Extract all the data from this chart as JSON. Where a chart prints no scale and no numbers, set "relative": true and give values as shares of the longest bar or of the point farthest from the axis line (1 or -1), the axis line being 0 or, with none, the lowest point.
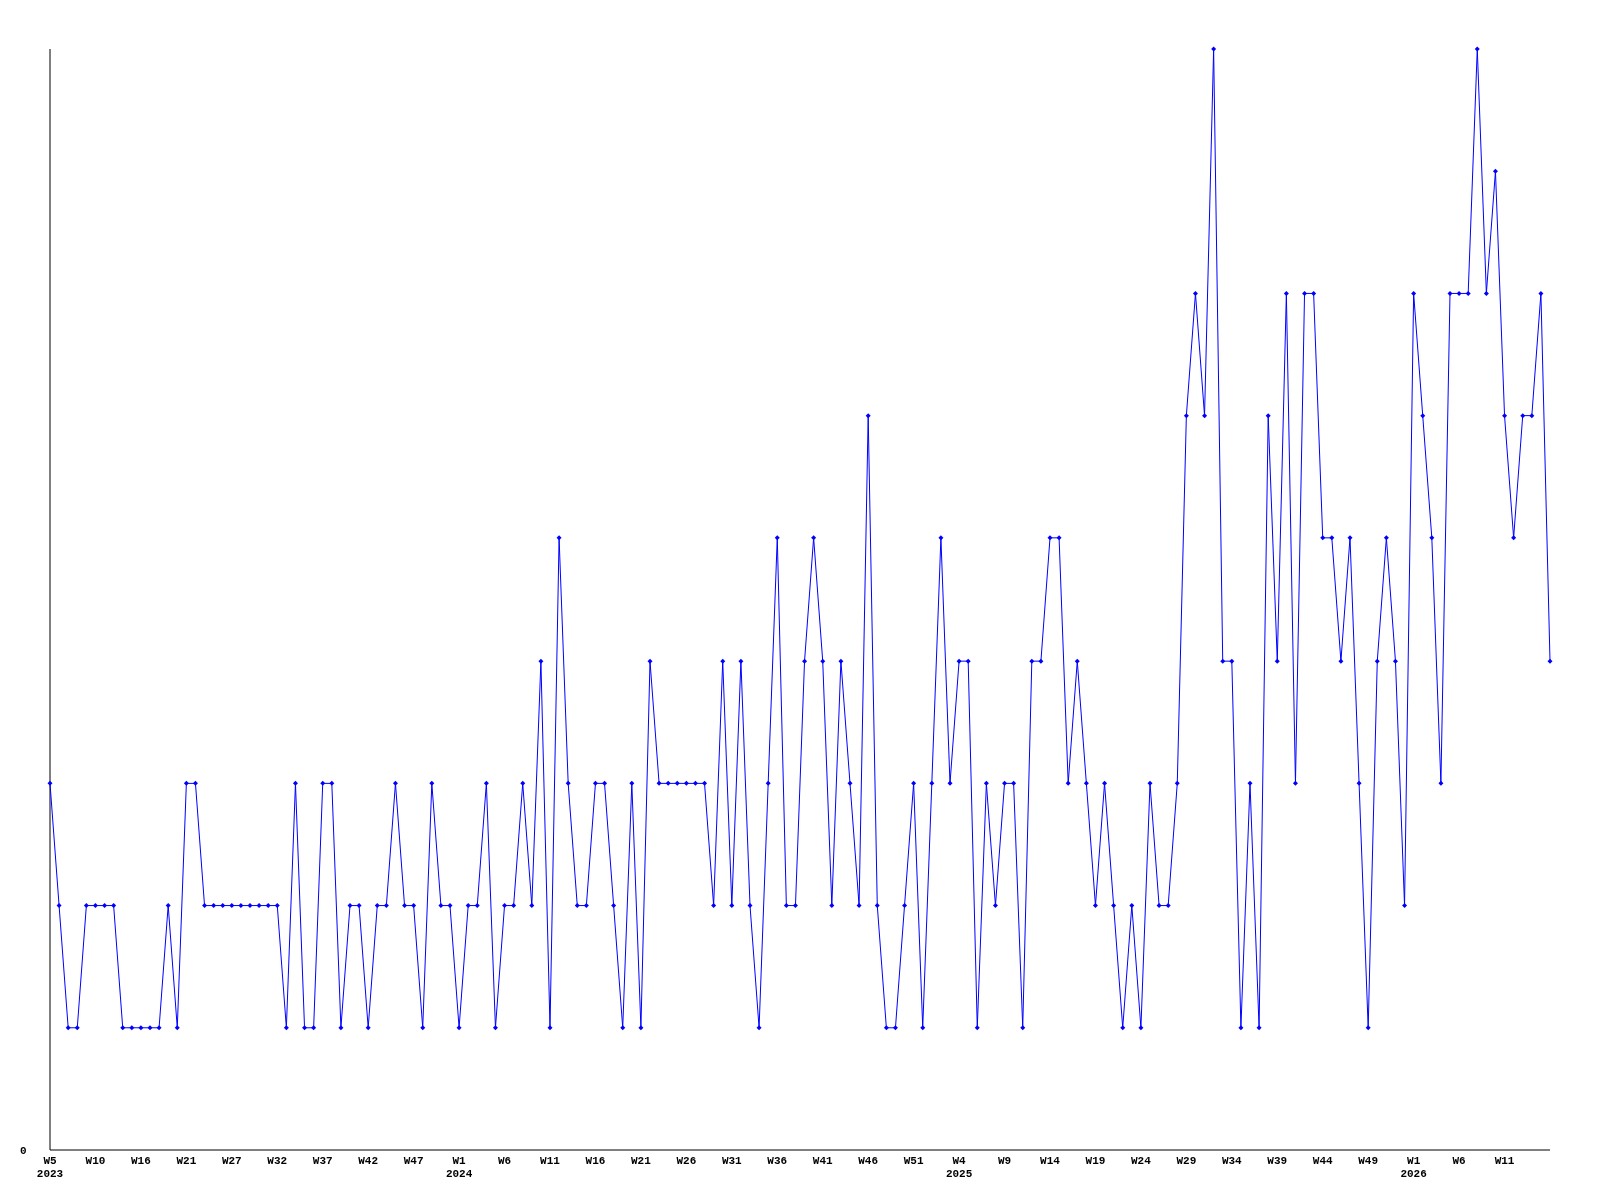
{
  "chart_data": {
    "type": "line",
    "relative": true,
    "marker": "diamond",
    "line_style": "solid",
    "grid": false,
    "annotations": [
      "0"
    ],
    "categories": [
      "W5\n2023",
      null,
      null,
      null,
      null,
      "W10",
      null,
      null,
      null,
      null,
      "W16",
      null,
      null,
      null,
      null,
      "W21",
      null,
      null,
      null,
      null,
      "W27",
      null,
      null,
      null,
      null,
      "W32",
      null,
      null,
      null,
      null,
      "W37",
      null,
      null,
      null,
      null,
      "W42",
      null,
      null,
      null,
      null,
      "W47",
      null,
      null,
      null,
      null,
      "W1\n2024",
      null,
      null,
      null,
      null,
      "W6",
      null,
      null,
      null,
      null,
      "W11",
      null,
      null,
      null,
      null,
      "W16",
      null,
      null,
      null,
      null,
      "W21",
      null,
      null,
      null,
      null,
      "W26",
      null,
      null,
      null,
      null,
      "W31",
      null,
      null,
      null,
      null,
      "W36",
      null,
      null,
      null,
      null,
      "W41",
      null,
      null,
      null,
      null,
      "W46",
      null,
      null,
      null,
      null,
      "W51",
      null,
      null,
      null,
      null,
      "W4\n2025",
      null,
      null,
      null,
      null,
      "W9",
      null,
      null,
      null,
      null,
      "W14",
      null,
      null,
      null,
      null,
      "W19",
      null,
      null,
      null,
      null,
      "W24",
      null,
      null,
      null,
      null,
      "W29",
      null,
      null,
      null,
      null,
      "W34",
      null,
      null,
      null,
      null,
      "W39",
      null,
      null,
      null,
      null,
      "W44",
      null,
      null,
      null,
      null,
      "W49",
      null,
      null,
      null,
      null,
      "W1\n2026",
      null,
      null,
      null,
      null,
      "W6",
      null,
      null,
      null,
      null,
      "W11",
      null,
      null,
      null,
      null,
      null
    ],
    "series": [
      {
        "color": "#0000ff",
        "values": [
          0.333,
          0.222,
          0.111,
          0.111,
          0.222,
          0.222,
          0.222,
          0.222,
          0.111,
          0.111,
          0.111,
          0.111,
          0.111,
          0.222,
          0.111,
          0.333,
          0.333,
          0.222,
          0.222,
          0.222,
          0.222,
          0.222,
          0.222,
          0.222,
          0.222,
          0.222,
          0.111,
          0.333,
          0.111,
          0.111,
          0.333,
          0.333,
          0.111,
          0.222,
          0.222,
          0.111,
          0.222,
          0.222,
          0.333,
          0.222,
          0.222,
          0.111,
          0.333,
          0.222,
          0.222,
          0.111,
          0.222,
          0.222,
          0.333,
          0.111,
          0.222,
          0.222,
          0.333,
          0.222,
          0.444,
          0.111,
          0.556,
          0.333,
          0.222,
          0.222,
          0.333,
          0.333,
          0.222,
          0.111,
          0.333,
          0.111,
          0.444,
          0.333,
          0.333,
          0.333,
          0.333,
          0.333,
          0.333,
          0.222,
          0.444,
          0.222,
          0.444,
          0.222,
          0.111,
          0.333,
          0.556,
          0.222,
          0.222,
          0.444,
          0.556,
          0.444,
          0.222,
          0.444,
          0.333,
          0.222,
          0.667,
          0.222,
          0.111,
          0.111,
          0.222,
          0.333,
          0.111,
          0.333,
          0.556,
          0.333,
          0.444,
          0.444,
          0.111,
          0.333,
          0.222,
          0.333,
          0.333,
          0.111,
          0.444,
          0.444,
          0.556,
          0.556,
          0.333,
          0.444,
          0.333,
          0.222,
          0.333,
          0.222,
          0.111,
          0.222,
          0.111,
          0.333,
          0.222,
          0.222,
          0.333,
          0.667,
          0.778,
          0.667,
          1,
          0.444,
          0.444,
          0.111,
          0.333,
          0.111,
          0.667,
          0.444,
          0.778,
          0.333,
          0.778,
          0.778,
          0.556,
          0.556,
          0.444,
          0.556,
          0.333,
          0.111,
          0.444,
          0.556,
          0.444,
          0.222,
          0.778,
          0.667,
          0.556,
          0.333,
          0.778,
          0.778,
          0.778,
          1,
          0.778,
          0.889,
          0.667,
          0.556,
          0.667,
          0.667,
          0.778,
          0.444
        ]
      }
    ]
  }
}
___
Written instruction: Scan the data above and copy every line with "values" in it.

Response:
Extract all the data from this chart as JSON. Where a chart prints no scale and no numbers, set "relative": true and give values as shares of the longest bar or of the point farthest from the axis line (1 or -1), the axis line being 0 or, with none, the lowest point.
        "values": [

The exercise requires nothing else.